Return every line of the data below that includes the string "Eidul".

**RECORDED INFORMATION:**
## start

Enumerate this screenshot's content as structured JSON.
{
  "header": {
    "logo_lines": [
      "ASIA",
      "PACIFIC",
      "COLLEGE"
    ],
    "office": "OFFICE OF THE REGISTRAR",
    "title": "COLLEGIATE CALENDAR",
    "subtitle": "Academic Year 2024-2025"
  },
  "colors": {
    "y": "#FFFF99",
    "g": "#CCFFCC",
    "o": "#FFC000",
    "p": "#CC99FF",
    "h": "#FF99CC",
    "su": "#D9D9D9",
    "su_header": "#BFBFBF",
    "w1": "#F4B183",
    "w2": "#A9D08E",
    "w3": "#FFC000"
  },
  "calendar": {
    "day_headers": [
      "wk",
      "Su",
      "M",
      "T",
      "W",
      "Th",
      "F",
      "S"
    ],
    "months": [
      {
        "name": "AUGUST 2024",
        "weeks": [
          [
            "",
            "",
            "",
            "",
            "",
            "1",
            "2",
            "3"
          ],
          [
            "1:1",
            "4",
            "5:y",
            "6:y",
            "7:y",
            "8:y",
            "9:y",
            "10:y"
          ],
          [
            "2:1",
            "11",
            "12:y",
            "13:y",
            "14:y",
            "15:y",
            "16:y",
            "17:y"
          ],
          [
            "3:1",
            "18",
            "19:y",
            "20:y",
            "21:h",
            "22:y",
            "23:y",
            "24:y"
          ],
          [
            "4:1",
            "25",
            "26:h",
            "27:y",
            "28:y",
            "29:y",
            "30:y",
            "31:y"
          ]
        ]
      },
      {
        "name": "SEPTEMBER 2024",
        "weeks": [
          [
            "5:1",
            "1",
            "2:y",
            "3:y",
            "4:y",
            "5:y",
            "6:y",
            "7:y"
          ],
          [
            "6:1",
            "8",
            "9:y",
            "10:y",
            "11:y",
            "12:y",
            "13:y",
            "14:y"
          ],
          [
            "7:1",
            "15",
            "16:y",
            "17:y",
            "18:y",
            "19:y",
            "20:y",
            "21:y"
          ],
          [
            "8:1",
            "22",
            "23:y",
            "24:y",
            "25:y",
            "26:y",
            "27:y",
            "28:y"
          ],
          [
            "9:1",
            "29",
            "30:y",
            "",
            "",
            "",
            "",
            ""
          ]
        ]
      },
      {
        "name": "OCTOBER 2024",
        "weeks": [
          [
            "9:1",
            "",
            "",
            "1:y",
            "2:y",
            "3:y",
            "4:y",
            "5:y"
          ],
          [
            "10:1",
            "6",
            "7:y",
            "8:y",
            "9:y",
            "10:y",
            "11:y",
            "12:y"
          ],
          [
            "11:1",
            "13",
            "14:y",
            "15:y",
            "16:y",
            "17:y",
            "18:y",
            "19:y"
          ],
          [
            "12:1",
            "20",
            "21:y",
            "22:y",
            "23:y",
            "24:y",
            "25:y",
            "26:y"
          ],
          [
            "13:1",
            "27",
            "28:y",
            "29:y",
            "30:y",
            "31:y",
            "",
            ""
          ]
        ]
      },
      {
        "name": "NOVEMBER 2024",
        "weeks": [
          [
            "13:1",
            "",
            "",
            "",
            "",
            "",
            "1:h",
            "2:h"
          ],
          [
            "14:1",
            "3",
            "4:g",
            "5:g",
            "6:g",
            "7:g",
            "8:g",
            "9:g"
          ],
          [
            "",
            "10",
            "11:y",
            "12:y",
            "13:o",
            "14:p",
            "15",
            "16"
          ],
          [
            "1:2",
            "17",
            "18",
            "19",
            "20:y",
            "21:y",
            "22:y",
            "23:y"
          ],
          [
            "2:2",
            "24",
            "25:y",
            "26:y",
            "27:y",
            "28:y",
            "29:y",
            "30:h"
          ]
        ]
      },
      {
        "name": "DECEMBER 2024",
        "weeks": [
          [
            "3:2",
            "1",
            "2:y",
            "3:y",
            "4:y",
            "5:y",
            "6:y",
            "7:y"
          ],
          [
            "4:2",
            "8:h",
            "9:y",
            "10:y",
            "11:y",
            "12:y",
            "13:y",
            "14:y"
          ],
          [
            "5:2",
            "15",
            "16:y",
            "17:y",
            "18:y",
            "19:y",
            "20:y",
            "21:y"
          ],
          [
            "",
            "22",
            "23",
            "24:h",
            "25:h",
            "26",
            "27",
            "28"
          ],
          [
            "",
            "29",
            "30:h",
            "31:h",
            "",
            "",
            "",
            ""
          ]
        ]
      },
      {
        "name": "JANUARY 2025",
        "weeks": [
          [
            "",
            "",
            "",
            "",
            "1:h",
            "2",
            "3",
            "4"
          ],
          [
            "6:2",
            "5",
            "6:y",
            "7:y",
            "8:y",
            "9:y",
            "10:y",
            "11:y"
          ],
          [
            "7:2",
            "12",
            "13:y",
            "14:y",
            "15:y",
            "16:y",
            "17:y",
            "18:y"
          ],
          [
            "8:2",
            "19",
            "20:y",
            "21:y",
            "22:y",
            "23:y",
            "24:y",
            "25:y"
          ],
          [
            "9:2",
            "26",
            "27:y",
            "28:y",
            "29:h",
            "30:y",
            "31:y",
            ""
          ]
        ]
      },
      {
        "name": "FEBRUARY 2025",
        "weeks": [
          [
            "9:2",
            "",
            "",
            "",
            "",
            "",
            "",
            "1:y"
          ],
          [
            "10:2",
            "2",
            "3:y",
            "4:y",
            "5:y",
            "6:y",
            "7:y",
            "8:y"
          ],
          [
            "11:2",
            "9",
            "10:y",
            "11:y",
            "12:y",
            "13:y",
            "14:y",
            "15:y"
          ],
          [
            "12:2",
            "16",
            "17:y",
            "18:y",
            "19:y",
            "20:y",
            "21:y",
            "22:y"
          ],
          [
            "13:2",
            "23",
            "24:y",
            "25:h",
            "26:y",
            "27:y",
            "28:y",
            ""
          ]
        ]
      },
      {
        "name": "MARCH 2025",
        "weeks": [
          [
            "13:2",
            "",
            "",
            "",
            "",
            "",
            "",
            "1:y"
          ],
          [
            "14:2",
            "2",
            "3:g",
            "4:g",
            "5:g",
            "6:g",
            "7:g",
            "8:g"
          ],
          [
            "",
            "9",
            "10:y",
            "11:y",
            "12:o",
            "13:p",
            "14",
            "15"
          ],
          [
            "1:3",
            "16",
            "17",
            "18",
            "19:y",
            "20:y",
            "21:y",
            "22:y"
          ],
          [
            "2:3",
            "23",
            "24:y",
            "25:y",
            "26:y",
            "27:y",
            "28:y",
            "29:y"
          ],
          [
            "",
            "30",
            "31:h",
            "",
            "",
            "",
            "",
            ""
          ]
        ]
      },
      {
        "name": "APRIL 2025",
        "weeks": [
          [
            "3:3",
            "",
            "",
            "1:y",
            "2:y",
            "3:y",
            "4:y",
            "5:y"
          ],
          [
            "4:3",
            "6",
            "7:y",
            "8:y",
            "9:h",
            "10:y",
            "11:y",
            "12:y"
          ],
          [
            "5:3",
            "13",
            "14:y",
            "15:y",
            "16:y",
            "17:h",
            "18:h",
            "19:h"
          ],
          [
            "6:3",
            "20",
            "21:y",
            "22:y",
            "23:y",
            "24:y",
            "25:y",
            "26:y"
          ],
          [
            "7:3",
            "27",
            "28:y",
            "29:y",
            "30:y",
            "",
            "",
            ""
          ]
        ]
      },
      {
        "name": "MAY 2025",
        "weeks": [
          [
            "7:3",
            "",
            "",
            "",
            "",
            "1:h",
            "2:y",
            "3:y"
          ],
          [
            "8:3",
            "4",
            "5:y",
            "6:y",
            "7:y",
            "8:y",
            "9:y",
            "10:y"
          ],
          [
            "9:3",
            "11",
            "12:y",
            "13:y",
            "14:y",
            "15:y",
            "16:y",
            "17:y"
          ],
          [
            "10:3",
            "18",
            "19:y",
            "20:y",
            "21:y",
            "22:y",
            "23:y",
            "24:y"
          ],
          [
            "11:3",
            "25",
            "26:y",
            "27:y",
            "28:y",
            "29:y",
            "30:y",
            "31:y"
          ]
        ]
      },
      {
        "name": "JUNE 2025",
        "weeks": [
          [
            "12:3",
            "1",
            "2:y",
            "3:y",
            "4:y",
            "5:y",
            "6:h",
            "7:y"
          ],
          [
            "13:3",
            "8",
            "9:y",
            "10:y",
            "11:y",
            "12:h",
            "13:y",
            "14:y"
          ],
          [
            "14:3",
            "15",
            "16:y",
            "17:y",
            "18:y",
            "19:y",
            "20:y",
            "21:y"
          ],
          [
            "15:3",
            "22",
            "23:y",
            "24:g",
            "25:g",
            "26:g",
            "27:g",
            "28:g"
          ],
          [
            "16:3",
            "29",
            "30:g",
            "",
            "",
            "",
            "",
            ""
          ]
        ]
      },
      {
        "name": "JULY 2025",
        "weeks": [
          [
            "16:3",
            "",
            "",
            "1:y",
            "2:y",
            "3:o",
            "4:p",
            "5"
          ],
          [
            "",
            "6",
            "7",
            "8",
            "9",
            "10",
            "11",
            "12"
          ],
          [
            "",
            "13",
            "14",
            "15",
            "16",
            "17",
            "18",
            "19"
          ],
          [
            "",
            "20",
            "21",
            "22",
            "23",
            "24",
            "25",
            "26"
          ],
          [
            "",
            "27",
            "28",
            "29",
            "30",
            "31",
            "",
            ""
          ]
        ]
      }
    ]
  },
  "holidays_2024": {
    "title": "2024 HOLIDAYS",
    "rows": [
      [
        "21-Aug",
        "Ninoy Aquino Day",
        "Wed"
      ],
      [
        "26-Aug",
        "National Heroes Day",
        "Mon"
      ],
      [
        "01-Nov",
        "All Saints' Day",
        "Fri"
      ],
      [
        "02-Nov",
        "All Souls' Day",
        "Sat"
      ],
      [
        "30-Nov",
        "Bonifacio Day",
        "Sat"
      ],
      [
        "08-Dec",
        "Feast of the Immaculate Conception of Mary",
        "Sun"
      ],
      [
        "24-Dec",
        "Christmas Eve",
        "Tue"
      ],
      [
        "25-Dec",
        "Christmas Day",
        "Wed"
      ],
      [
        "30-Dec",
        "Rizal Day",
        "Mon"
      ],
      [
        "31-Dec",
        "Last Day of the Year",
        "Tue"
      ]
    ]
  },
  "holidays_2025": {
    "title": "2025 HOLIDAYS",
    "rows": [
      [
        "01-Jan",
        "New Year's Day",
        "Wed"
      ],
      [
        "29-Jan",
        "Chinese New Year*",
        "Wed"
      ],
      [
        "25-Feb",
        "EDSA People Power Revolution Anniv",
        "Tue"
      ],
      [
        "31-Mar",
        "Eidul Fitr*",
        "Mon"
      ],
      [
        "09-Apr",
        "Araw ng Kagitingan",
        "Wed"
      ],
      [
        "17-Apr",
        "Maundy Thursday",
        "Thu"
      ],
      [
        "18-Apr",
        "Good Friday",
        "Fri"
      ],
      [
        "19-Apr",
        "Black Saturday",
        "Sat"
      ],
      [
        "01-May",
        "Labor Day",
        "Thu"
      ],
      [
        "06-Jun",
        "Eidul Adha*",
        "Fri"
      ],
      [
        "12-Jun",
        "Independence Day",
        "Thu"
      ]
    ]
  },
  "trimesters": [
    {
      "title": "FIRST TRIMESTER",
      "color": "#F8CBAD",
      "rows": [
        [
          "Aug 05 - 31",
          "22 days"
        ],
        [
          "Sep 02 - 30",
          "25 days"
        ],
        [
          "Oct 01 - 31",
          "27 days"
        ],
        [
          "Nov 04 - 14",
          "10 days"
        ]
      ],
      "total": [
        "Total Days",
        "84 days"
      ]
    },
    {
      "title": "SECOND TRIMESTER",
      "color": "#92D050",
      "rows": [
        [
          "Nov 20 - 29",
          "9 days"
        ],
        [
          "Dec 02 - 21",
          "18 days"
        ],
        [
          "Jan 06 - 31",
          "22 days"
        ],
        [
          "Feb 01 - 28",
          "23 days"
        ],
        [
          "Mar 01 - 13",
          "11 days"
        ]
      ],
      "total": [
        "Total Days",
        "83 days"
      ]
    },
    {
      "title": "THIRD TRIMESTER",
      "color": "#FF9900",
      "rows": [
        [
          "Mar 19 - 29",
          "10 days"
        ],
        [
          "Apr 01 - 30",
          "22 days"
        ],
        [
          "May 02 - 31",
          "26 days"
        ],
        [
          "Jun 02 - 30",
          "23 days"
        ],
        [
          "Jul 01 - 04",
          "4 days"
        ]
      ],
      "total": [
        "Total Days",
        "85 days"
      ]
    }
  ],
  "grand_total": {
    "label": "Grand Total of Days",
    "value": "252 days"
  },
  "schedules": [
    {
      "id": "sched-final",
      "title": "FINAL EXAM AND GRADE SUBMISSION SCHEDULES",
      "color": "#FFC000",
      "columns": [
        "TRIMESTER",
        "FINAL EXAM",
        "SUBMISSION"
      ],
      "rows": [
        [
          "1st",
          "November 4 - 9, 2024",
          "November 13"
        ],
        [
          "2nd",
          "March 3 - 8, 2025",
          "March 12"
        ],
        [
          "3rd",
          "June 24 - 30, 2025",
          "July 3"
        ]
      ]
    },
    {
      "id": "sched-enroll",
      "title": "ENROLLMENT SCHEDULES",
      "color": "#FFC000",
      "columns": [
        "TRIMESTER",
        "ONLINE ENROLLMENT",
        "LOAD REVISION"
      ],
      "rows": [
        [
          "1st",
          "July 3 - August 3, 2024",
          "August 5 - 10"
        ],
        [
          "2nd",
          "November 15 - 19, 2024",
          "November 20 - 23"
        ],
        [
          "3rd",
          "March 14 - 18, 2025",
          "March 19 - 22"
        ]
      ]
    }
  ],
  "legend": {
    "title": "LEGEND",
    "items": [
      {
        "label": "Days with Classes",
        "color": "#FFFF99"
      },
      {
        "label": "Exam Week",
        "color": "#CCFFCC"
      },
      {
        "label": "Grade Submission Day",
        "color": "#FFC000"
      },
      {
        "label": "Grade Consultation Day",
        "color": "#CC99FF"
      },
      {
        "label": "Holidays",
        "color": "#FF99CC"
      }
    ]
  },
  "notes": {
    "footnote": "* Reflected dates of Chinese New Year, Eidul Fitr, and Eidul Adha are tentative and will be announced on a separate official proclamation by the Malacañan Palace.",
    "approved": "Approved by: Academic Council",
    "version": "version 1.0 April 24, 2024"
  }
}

## end

**COMPLETE OUTPUT:**
        "Eidul Fitr*",
        "Eidul Adha*",
    "footnote": "* Reflected dates of Chinese New Year, Eidul Fitr, and Eidul Adha are tentative and will be announced on a separate official proclamation by the Malacañan Palace.",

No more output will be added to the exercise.